DO THIS:
Transcribe the material word for word, but without the images.

EXTRACTED ENTRIES:
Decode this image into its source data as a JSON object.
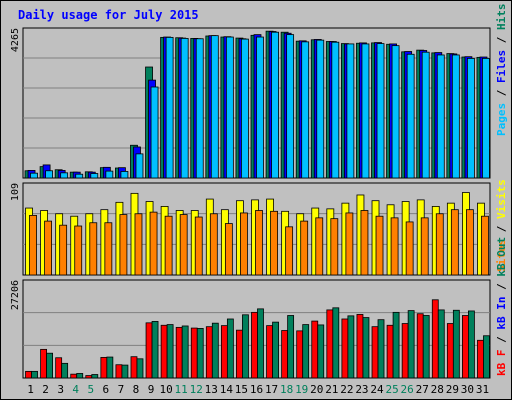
{
  "chart_data": {
    "type": "bar",
    "title": "Daily usage for July 2015",
    "days": [
      "1",
      "2",
      "3",
      "4",
      "5",
      "6",
      "7",
      "8",
      "9",
      "10",
      "11",
      "12",
      "13",
      "14",
      "15",
      "16",
      "17",
      "18",
      "19",
      "20",
      "21",
      "22",
      "23",
      "24",
      "25",
      "26",
      "27",
      "28",
      "29",
      "30",
      "31"
    ],
    "weekend_days": [
      "4",
      "5",
      "11",
      "12",
      "18",
      "19",
      "25",
      "26"
    ],
    "panels": [
      {
        "id": "pages_files_hits",
        "max_label": "4265",
        "max": 4265,
        "series": [
          {
            "name": "Hits",
            "color": "#00805c",
            "values": [
              210,
              330,
              240,
              170,
              180,
              300,
              290,
              950,
              3220,
              4080,
              4070,
              4050,
              4120,
              4090,
              4060,
              4140,
              4260,
              4230,
              3970,
              4010,
              3960,
              3900,
              3910,
              3920,
              3880,
              3660,
              3710,
              3630,
              3610,
              3510,
              3500
            ]
          },
          {
            "name": "Files",
            "color": "#0000ff",
            "values": [
              220,
              380,
              220,
              170,
              170,
              310,
              300,
              900,
              2840,
              4090,
              4060,
              4040,
              4130,
              4100,
              4040,
              4160,
              4250,
              4200,
              3980,
              4020,
              3960,
              3890,
              3920,
              3930,
              3890,
              3670,
              3700,
              3640,
              3600,
              3520,
              3510
            ]
          },
          {
            "name": "Pages",
            "color": "#00c0ff",
            "values": [
              140,
              210,
              150,
              110,
              130,
              200,
              190,
              700,
              2640,
              4080,
              4050,
              4040,
              4130,
              4090,
              4030,
              4090,
              4230,
              4160,
              3950,
              4000,
              3940,
              3890,
              3890,
              3900,
              3840,
              3590,
              3650,
              3570,
              3570,
              3470,
              3470
            ]
          }
        ]
      },
      {
        "id": "visits_sites",
        "max_label": "109",
        "max": 109,
        "series": [
          {
            "name": "Visits",
            "color": "#ffff00",
            "values": [
              82,
              79,
              75,
              72,
              75,
              80,
              89,
              100,
              90,
              84,
              79,
              79,
              93,
              80,
              91,
              92,
              93,
              78,
              75,
              82,
              81,
              88,
              98,
              91,
              86,
              90,
              92,
              84,
              88,
              101,
              88
            ]
          },
          {
            "name": "Sites",
            "color": "#ff8000",
            "values": [
              73,
              66,
              61,
              60,
              64,
              64,
              74,
              75,
              77,
              72,
              74,
              71,
              75,
              63,
              76,
              79,
              78,
              59,
              66,
              70,
              69,
              76,
              79,
              72,
              70,
              65,
              70,
              75,
              80,
              80,
              72
            ]
          }
        ]
      },
      {
        "id": "kbf_kbin_kbout",
        "max_label": "27206",
        "max": 27206,
        "series": [
          {
            "name": "KBytes F",
            "color": "#ff0000",
            "values": [
              1900,
              8200,
              5800,
              1100,
              700,
              5900,
              3800,
              6100,
              15800,
              15100,
              14500,
              14300,
              14700,
              15000,
              13700,
              18800,
              15000,
              13600,
              13500,
              16300,
              19500,
              16900,
              18200,
              14700,
              15100,
              15600,
              18400,
              22400,
              15600,
              17900,
              10800
            ]
          },
          {
            "name": "KBytes In",
            "color": "#0000ff",
            "values": [
              0,
              0,
              0,
              0,
              0,
              0,
              0,
              0,
              0,
              0,
              0,
              0,
              0,
              0,
              0,
              0,
              0,
              0,
              0,
              0,
              0,
              0,
              0,
              0,
              0,
              0,
              0,
              0,
              0,
              0,
              0
            ]
          },
          {
            "name": "KBytes Out",
            "color": "#00805c",
            "values": [
              1900,
              7100,
              4200,
              1300,
              1000,
              6000,
              3700,
              5500,
              16200,
              15300,
              14900,
              14200,
              15700,
              16900,
              18100,
              19800,
              16000,
              17900,
              15300,
              15200,
              20100,
              17800,
              17300,
              16700,
              18800,
              19300,
              17900,
              19500,
              19400,
              19200,
              12100
            ]
          }
        ]
      }
    ],
    "legend": {
      "panel1": [
        "Pages",
        "Files",
        "Hits"
      ],
      "panel2": [
        "Sites",
        "Visits"
      ],
      "panel3": [
        "kB F",
        "kB In",
        "kB Out"
      ],
      "separator": " / "
    },
    "colors": {
      "background": "#c0c0c0",
      "plot": "#c0c0c0",
      "title": "#0000ff",
      "grid": "#808080",
      "weekday_label": "#000000",
      "weekend_label": "#00805c"
    }
  }
}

ANSWER TO THIS PROBLEM:
Decode this image into its source data as a JSON object.
{
  "chart_data": {
    "type": "bar",
    "title": "Daily usage for July 2015",
    "days": [
      "1",
      "2",
      "3",
      "4",
      "5",
      "6",
      "7",
      "8",
      "9",
      "10",
      "11",
      "12",
      "13",
      "14",
      "15",
      "16",
      "17",
      "18",
      "19",
      "20",
      "21",
      "22",
      "23",
      "24",
      "25",
      "26",
      "27",
      "28",
      "29",
      "30",
      "31"
    ],
    "weekend_days": [
      "4",
      "5",
      "11",
      "12",
      "18",
      "19",
      "25",
      "26"
    ],
    "panels": [
      {
        "id": "pages_files_hits",
        "max_label": "4265",
        "max": 4265,
        "series": [
          {
            "name": "Hits",
            "color": "#00805c",
            "values": [
              210,
              330,
              240,
              170,
              180,
              300,
              290,
              950,
              3220,
              4080,
              4070,
              4050,
              4120,
              4090,
              4060,
              4140,
              4260,
              4230,
              3970,
              4010,
              3960,
              3900,
              3910,
              3920,
              3880,
              3660,
              3710,
              3630,
              3610,
              3510,
              3500
            ]
          },
          {
            "name": "Files",
            "color": "#0000ff",
            "values": [
              220,
              380,
              220,
              170,
              170,
              310,
              300,
              900,
              2840,
              4090,
              4060,
              4040,
              4130,
              4100,
              4040,
              4160,
              4250,
              4200,
              3980,
              4020,
              3960,
              3890,
              3920,
              3930,
              3890,
              3670,
              3700,
              3640,
              3600,
              3520,
              3510
            ]
          },
          {
            "name": "Pages",
            "color": "#00c0ff",
            "values": [
              140,
              210,
              150,
              110,
              130,
              200,
              190,
              700,
              2640,
              4080,
              4050,
              4040,
              4130,
              4090,
              4030,
              4090,
              4230,
              4160,
              3950,
              4000,
              3940,
              3890,
              3890,
              3900,
              3840,
              3590,
              3650,
              3570,
              3570,
              3470,
              3470
            ]
          }
        ]
      },
      {
        "id": "visits_sites",
        "max_label": "109",
        "max": 109,
        "series": [
          {
            "name": "Visits",
            "color": "#ffff00",
            "values": [
              82,
              79,
              75,
              72,
              75,
              80,
              89,
              100,
              90,
              84,
              79,
              79,
              93,
              80,
              91,
              92,
              93,
              78,
              75,
              82,
              81,
              88,
              98,
              91,
              86,
              90,
              92,
              84,
              88,
              101,
              88
            ]
          },
          {
            "name": "Sites",
            "color": "#ff8000",
            "values": [
              73,
              66,
              61,
              60,
              64,
              64,
              74,
              75,
              77,
              72,
              74,
              71,
              75,
              63,
              76,
              79,
              78,
              59,
              66,
              70,
              69,
              76,
              79,
              72,
              70,
              65,
              70,
              75,
              80,
              80,
              72
            ]
          }
        ]
      },
      {
        "id": "kbf_kbin_kbout",
        "max_label": "27206",
        "max": 27206,
        "series": [
          {
            "name": "KBytes F",
            "color": "#ff0000",
            "values": [
              1900,
              8200,
              5800,
              1100,
              700,
              5900,
              3800,
              6100,
              15800,
              15100,
              14500,
              14300,
              14700,
              15000,
              13700,
              18800,
              15000,
              13600,
              13500,
              16300,
              19500,
              16900,
              18200,
              14700,
              15100,
              15600,
              18400,
              22400,
              15600,
              17900,
              10800
            ]
          },
          {
            "name": "KBytes In",
            "color": "#0000ff",
            "values": [
              0,
              0,
              0,
              0,
              0,
              0,
              0,
              0,
              0,
              0,
              0,
              0,
              0,
              0,
              0,
              0,
              0,
              0,
              0,
              0,
              0,
              0,
              0,
              0,
              0,
              0,
              0,
              0,
              0,
              0,
              0
            ]
          },
          {
            "name": "KBytes Out",
            "color": "#00805c",
            "values": [
              1900,
              7100,
              4200,
              1300,
              1000,
              6000,
              3700,
              5500,
              16200,
              15300,
              14900,
              14200,
              15700,
              16900,
              18100,
              19800,
              16000,
              17900,
              15300,
              15200,
              20100,
              17800,
              17300,
              16700,
              18800,
              19300,
              17900,
              19500,
              19400,
              19200,
              12100
            ]
          }
        ]
      }
    ],
    "legend": {
      "panel1": [
        "Pages",
        "Files",
        "Hits"
      ],
      "panel2": [
        "Sites",
        "Visits"
      ],
      "panel3": [
        "kB F",
        "kB In",
        "kB Out"
      ],
      "separator": " / "
    },
    "colors": {
      "background": "#c0c0c0",
      "plot": "#c0c0c0",
      "title": "#0000ff",
      "grid": "#808080",
      "weekday_label": "#000000",
      "weekend_label": "#00805c"
    }
  }
}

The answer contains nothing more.